--- Data listing ---
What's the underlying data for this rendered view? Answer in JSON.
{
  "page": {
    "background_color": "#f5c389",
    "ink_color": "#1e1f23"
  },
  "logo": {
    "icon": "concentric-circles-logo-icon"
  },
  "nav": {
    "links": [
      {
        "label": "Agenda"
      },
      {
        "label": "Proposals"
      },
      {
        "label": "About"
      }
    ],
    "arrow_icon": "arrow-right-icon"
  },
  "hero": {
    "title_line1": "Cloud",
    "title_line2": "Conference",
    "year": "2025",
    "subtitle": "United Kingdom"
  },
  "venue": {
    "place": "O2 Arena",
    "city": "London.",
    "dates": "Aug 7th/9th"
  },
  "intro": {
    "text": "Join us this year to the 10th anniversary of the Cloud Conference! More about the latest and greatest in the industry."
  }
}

--- Work to be completed ---
Search the data above for the string "logo" and return every line that has it.

--- Solution ---
  "logo": {
    "icon": "concentric-circles-logo-icon"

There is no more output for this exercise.